*Exercise*: All of the entries need to be written out again, exactly as they are.

════════

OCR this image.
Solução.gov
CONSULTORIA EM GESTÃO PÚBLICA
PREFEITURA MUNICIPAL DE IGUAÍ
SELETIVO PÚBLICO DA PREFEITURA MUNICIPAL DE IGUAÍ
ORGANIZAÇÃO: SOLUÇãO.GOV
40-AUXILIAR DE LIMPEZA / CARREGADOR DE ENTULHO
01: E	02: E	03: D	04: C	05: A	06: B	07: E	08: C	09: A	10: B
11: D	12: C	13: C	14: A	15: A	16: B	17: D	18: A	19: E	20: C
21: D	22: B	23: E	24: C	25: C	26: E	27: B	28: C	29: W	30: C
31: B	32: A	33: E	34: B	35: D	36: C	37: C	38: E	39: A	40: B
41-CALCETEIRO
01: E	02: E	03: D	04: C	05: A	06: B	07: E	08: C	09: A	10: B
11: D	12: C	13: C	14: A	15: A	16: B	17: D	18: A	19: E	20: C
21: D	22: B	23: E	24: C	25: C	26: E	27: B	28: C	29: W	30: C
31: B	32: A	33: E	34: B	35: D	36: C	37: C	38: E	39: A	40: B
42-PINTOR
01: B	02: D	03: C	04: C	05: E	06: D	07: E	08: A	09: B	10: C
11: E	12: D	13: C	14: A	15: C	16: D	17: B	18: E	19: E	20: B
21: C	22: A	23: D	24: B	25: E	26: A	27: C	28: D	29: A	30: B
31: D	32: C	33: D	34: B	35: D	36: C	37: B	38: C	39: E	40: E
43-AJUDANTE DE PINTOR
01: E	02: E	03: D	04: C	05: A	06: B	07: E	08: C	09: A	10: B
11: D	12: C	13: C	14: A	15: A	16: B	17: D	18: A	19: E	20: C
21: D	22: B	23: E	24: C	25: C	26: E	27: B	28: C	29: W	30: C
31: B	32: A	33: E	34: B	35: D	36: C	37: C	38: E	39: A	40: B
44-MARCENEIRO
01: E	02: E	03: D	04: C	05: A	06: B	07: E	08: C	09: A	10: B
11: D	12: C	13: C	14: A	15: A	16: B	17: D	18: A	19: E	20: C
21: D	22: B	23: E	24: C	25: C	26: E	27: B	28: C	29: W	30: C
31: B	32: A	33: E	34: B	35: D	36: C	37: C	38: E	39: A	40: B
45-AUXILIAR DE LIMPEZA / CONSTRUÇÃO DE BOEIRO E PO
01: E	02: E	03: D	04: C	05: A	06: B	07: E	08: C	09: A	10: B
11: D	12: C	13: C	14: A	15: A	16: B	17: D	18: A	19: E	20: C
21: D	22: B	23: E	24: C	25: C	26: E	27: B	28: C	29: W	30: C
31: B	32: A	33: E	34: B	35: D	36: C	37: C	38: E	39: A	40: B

════════

*Final answer*:
OCR this image.
Solução.gov
CONSULTORIA EM GESTÃO PÚBLICA
PREFEITURA MUNICIPAL DE IGUAÍ
SELETIVO PÚBLICO DA PREFEITURA MUNICIPAL DE IGUAÍ
ORGANIZAÇÃO: SOLUÇãO.GOV
40-AUXILIAR DE LIMPEZA / CARREGADOR DE ENTULHO
01: E	02: E	03: D	04: C	05: A	06: B	07: E	08: C	09: A	10: B
11: D	12: C	13: C	14: A	15: A	16: B	17: D	18: A	19: E	20: C
21: D	22: B	23: E	24: C	25: C	26: E	27: B	28: C	29: W	30: C
31: B	32: A	33: E	34: B	35: D	36: C	37: C	38: E	39: A	40: B
41-CALCETEIRO
01: E	02: E	03: D	04: C	05: A	06: B	07: E	08: C	09: A	10: B
11: D	12: C	13: C	14: A	15: A	16: B	17: D	18: A	19: E	20: C
21: D	22: B	23: E	24: C	25: C	26: E	27: B	28: C	29: W	30: C
31: B	32: A	33: E	34: B	35: D	36: C	37: C	38: E	39: A	40: B
42-PINTOR
01: B	02: D	03: C	04: C	05: E	06: D	07: E	08: A	09: B	10: C
11: E	12: D	13: C	14: A	15: C	16: D	17: B	18: E	19: E	20: B
21: C	22: A	23: D	24: B	25: E	26: A	27: C	28: D	29: A	30: B
31: D	32: C	33: D	34: B	35: D	36: C	37: B	38: C	39: E	40: E
43-AJUDANTE DE PINTOR
01: E	02: E	03: D	04: C	05: A	06: B	07: E	08: C	09: A	10: B
11: D	12: C	13: C	14: A	15: A	16: B	17: D	18: A	19: E	20: C
21: D	22: B	23: E	24: C	25: C	26: E	27: B	28: C	29: W	30: C
31: B	32: A	33: E	34: B	35: D	36: C	37: C	38: E	39: A	40: B
44-MARCENEIRO
01: E	02: E	03: D	04: C	05: A	06: B	07: E	08: C	09: A	10: B
11: D	12: C	13: C	14: A	15: A	16: B	17: D	18: A	19: E	20: C
21: D	22: B	23: E	24: C	25: C	26: E	27: B	28: C	29: W	30: C
31: B	32: A	33: E	34: B	35: D	36: C	37: C	38: E	39: A	40: B
45-AUXILIAR DE LIMPEZA / CONSTRUÇÃO DE BOEIRO E PO
01: E	02: E	03: D	04: C	05: A	06: B	07: E	08: C	09: A	10: B
11: D	12: C	13: C	14: A	15: A	16: B	17: D	18: A	19: E	20: C
21: D	22: B	23: E	24: C	25: C	26: E	27: B	28: C	29: W	30: C
31: B	32: A	33: E	34: B	35: D	36: C	37: C	38: E	39: A	40: B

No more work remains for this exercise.